Records about charts and figures
▽
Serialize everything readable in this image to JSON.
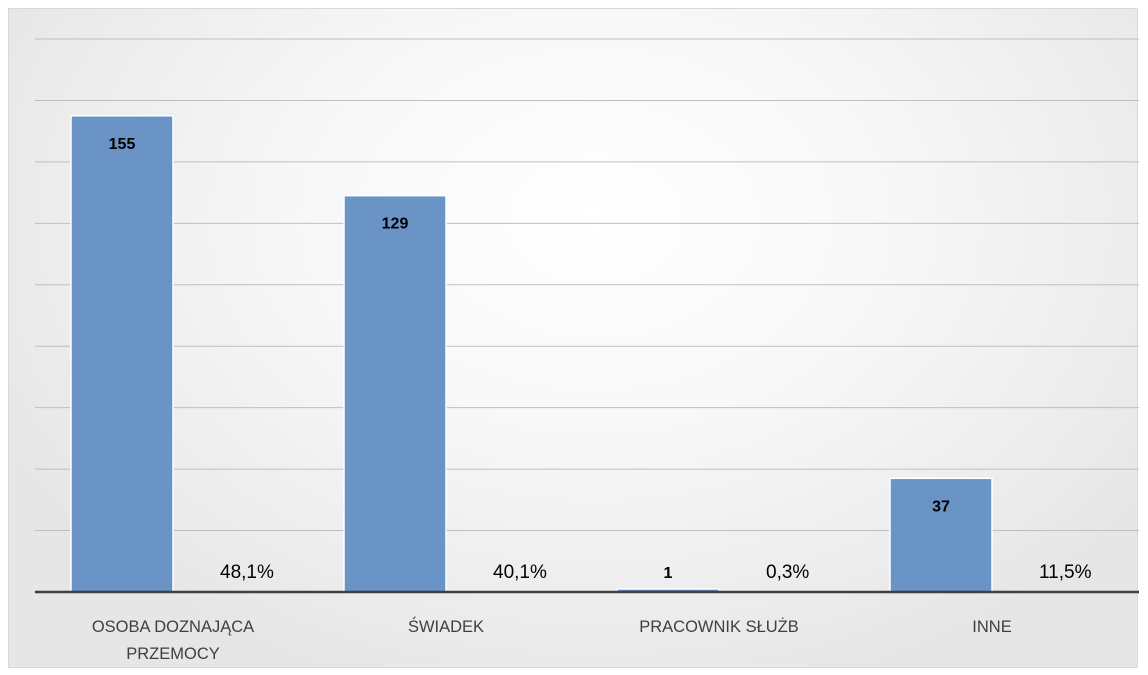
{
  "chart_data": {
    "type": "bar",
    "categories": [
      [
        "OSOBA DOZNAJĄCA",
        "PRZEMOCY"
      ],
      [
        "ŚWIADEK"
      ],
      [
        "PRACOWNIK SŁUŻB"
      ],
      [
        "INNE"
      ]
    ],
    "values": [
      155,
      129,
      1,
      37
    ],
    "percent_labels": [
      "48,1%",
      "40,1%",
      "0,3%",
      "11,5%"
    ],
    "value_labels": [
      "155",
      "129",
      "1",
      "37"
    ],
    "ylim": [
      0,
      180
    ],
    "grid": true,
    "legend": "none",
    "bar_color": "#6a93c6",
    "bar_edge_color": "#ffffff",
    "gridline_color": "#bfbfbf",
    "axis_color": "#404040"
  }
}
△
▽
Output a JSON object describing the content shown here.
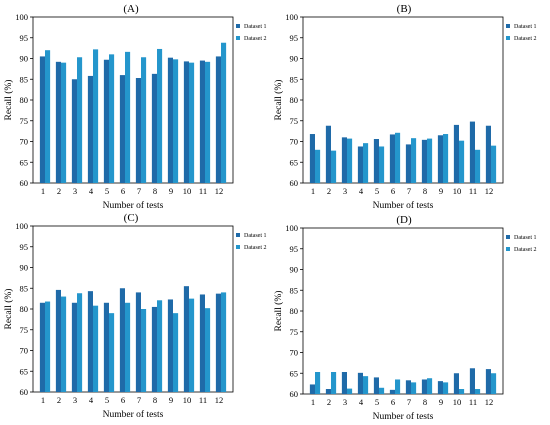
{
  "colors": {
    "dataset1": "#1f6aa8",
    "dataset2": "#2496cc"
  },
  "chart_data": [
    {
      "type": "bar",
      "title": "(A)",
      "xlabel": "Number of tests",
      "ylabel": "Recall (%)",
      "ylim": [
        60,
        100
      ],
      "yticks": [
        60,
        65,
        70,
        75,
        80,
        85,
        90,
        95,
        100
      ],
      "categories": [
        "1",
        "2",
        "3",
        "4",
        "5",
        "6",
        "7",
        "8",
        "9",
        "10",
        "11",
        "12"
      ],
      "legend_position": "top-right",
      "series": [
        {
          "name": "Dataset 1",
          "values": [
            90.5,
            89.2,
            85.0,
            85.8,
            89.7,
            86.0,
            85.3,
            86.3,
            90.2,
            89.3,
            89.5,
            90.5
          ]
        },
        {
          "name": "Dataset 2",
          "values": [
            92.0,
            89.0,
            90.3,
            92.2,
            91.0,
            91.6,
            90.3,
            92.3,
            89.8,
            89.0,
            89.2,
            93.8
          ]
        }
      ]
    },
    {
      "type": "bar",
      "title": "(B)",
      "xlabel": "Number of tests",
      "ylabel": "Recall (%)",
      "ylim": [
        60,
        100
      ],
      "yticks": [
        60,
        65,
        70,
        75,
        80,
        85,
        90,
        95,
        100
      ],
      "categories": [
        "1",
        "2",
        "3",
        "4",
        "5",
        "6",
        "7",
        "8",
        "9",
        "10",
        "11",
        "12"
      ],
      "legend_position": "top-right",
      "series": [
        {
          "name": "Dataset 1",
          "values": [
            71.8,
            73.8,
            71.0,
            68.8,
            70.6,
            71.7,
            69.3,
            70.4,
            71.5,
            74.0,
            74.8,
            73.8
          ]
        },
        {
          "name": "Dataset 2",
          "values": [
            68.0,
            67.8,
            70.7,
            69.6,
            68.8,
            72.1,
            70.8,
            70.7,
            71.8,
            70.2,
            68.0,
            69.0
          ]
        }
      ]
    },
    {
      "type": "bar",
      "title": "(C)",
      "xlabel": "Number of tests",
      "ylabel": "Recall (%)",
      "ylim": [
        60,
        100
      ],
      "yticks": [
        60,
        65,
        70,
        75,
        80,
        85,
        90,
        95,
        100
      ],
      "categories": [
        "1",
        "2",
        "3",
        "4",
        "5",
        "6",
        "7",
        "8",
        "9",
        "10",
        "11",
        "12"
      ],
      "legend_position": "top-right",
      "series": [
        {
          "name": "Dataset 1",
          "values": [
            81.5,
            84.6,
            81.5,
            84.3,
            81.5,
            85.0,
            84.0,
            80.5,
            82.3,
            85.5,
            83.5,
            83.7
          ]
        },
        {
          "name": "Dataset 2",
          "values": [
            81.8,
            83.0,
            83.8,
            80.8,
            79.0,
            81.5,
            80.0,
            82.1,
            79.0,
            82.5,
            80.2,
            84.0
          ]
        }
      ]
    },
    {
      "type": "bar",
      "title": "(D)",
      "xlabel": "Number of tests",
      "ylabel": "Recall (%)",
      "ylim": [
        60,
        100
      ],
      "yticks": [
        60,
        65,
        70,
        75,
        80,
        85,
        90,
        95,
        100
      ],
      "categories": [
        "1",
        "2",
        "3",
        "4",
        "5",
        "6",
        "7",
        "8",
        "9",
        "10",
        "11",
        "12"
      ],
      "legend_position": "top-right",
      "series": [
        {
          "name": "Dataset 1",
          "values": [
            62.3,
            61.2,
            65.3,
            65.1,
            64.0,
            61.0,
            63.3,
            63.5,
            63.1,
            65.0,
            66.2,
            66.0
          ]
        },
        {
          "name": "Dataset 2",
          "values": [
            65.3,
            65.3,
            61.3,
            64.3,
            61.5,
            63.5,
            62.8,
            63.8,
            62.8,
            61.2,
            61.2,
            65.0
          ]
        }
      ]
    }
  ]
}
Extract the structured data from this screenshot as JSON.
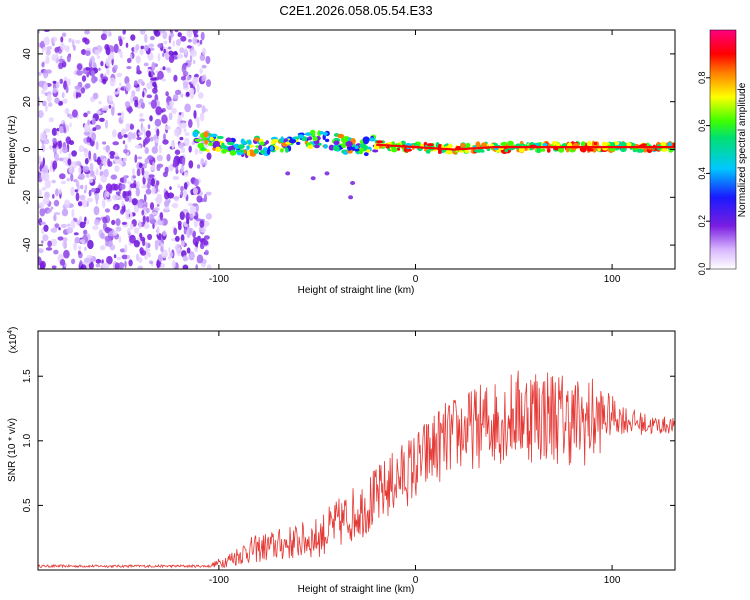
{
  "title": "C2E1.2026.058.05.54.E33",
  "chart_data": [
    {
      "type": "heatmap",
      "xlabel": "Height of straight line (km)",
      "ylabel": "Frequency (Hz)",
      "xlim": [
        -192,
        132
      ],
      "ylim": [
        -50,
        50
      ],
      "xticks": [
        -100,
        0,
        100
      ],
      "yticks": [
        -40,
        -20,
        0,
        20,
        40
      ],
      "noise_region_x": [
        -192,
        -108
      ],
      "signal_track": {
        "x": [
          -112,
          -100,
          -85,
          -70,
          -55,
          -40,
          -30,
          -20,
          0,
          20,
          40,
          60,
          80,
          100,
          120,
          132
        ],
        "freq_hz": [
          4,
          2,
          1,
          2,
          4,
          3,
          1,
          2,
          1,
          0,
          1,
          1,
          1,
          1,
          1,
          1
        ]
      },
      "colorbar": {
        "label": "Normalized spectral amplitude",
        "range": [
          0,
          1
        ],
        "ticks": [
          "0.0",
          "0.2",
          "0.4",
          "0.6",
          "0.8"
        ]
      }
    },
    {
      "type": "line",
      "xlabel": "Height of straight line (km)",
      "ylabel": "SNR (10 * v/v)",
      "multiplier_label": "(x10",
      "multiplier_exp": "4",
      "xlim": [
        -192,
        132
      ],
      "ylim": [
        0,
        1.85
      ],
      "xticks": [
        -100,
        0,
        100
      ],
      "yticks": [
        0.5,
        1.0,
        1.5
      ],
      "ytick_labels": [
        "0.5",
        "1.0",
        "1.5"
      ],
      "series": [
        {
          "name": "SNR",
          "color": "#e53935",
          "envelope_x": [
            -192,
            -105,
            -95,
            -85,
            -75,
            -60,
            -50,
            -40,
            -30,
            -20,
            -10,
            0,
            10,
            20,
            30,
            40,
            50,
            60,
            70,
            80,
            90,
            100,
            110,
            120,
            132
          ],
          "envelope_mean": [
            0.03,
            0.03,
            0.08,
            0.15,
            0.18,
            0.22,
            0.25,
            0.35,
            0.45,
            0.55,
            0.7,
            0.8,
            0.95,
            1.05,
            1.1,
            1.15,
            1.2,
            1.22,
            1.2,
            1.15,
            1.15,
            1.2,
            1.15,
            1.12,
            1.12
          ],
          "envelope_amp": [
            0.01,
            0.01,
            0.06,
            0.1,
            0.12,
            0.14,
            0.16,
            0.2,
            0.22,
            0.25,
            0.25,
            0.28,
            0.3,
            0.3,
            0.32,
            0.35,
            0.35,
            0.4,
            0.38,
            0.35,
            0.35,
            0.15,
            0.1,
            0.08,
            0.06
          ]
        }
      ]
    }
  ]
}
△
### Prompt
Where a line in the material contains "JSON", copy that line.

### In response
Serialize everything readable in this image to JSON.
Output a JSON object describing the content shown here.
Extract the structured data from this screenshot as JSON.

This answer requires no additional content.